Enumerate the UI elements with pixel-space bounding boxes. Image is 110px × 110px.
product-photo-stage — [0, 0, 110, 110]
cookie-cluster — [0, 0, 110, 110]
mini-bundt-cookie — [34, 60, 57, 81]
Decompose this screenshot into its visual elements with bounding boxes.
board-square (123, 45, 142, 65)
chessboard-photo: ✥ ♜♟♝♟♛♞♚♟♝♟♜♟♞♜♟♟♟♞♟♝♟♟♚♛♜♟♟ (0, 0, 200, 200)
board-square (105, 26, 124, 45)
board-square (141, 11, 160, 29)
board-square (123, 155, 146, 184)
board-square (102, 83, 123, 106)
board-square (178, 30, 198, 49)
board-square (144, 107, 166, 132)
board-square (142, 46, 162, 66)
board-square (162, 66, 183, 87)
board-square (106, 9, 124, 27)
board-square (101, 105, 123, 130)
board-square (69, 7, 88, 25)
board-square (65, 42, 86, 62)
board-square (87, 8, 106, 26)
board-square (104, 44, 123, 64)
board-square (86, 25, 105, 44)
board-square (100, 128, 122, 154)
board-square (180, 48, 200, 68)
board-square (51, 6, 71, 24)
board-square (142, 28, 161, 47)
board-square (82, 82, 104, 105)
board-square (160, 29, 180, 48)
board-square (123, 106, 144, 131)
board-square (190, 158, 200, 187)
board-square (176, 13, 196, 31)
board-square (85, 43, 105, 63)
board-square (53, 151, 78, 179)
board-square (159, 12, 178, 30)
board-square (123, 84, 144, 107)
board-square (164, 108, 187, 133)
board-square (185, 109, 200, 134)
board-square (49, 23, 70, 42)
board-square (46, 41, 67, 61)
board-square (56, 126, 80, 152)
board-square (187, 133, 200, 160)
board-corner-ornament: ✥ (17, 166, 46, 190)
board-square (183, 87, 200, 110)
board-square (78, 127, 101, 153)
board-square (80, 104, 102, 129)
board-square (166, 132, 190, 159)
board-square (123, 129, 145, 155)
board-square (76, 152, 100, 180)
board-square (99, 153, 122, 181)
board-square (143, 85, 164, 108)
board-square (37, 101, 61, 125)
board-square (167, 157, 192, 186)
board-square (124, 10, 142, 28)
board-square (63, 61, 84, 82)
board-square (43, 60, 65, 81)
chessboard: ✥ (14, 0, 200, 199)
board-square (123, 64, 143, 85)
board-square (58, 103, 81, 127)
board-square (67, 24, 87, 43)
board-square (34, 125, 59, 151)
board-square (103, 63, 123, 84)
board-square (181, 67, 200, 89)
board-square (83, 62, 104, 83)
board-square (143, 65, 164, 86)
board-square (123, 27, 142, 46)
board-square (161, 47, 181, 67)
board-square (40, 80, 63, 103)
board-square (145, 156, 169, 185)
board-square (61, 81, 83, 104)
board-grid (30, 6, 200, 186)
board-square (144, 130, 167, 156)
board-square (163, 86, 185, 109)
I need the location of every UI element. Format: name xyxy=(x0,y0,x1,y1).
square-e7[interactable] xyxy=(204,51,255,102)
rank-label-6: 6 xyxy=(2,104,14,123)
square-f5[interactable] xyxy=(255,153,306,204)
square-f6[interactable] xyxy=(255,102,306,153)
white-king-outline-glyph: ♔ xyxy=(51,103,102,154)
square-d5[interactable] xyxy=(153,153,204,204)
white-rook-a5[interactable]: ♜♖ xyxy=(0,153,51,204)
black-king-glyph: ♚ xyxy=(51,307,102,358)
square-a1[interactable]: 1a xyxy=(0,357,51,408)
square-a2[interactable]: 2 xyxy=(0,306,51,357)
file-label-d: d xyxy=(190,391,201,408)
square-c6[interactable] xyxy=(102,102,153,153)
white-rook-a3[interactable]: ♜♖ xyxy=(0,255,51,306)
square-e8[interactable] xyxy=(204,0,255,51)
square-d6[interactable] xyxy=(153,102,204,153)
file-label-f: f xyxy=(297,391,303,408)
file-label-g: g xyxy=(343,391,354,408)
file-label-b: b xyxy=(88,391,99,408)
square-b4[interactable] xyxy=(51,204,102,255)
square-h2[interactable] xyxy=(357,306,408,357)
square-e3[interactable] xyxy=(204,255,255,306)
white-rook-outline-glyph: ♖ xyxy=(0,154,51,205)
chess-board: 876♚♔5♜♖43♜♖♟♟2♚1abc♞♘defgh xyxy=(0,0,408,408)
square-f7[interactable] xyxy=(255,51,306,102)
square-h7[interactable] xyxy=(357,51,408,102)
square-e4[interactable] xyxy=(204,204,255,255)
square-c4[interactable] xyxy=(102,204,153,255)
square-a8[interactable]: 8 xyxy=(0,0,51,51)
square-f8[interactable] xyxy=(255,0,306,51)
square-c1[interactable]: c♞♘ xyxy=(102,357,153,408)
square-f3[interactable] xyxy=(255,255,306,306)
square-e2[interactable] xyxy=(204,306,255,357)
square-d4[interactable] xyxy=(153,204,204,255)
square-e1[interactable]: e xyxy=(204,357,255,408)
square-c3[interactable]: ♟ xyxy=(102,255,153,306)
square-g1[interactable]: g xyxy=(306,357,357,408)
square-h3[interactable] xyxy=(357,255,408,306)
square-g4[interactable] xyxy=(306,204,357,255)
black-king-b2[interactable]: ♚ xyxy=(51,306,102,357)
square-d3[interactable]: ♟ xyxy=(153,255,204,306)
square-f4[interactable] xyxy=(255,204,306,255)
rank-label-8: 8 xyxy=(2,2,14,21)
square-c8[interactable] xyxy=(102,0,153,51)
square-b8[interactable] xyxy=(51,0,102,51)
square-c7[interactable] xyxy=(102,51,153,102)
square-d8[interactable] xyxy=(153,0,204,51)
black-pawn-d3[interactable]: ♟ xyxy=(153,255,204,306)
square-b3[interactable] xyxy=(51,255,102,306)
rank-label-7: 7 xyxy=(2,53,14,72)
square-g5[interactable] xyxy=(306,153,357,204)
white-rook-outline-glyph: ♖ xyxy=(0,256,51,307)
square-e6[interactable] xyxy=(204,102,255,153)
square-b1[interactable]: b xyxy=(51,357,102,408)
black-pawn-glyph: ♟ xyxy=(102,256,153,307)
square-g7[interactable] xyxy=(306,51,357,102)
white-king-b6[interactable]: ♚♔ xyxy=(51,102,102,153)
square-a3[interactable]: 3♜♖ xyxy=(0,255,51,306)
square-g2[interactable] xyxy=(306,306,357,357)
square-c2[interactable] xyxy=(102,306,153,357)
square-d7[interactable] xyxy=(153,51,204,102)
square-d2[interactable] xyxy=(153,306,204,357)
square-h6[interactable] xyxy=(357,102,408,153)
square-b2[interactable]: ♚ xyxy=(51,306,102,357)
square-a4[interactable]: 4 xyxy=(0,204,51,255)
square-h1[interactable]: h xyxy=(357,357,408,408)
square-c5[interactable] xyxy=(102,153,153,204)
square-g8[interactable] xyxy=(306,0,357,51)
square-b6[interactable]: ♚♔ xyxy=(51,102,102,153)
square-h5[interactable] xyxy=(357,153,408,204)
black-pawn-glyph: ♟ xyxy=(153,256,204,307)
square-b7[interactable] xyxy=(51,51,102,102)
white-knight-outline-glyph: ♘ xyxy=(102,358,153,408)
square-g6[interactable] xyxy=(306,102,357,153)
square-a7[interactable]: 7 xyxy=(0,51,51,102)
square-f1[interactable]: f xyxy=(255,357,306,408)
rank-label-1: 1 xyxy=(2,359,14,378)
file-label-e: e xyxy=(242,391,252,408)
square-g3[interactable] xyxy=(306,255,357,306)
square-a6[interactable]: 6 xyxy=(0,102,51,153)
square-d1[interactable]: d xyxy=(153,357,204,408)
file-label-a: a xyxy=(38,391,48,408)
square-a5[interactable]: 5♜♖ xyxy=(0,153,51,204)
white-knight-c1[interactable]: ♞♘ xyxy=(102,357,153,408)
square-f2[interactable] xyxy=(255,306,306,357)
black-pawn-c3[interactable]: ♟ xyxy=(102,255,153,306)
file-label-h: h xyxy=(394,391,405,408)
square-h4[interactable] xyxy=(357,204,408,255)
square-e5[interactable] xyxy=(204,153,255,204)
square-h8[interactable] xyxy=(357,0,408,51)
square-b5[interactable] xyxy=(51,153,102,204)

****

§ OBJECTIVE:
Edit the material from its first line up to and including the line with "board-square (123, 45, 142, 65)", replacing "cookie-cluster" with "cookie-group" and leaving everything else untouched.

§ RESPONSE TO THIS EXERCISE:
Enumerate the UI elements with pixel-space bounding boxes. Image is 110px × 110px.
product-photo-stage — [0, 0, 110, 110]
cookie-group — [0, 0, 110, 110]
mini-bundt-cookie — [34, 60, 57, 81]
Decompose this screenshot into its visual elements with bounding boxes.
board-square (123, 45, 142, 65)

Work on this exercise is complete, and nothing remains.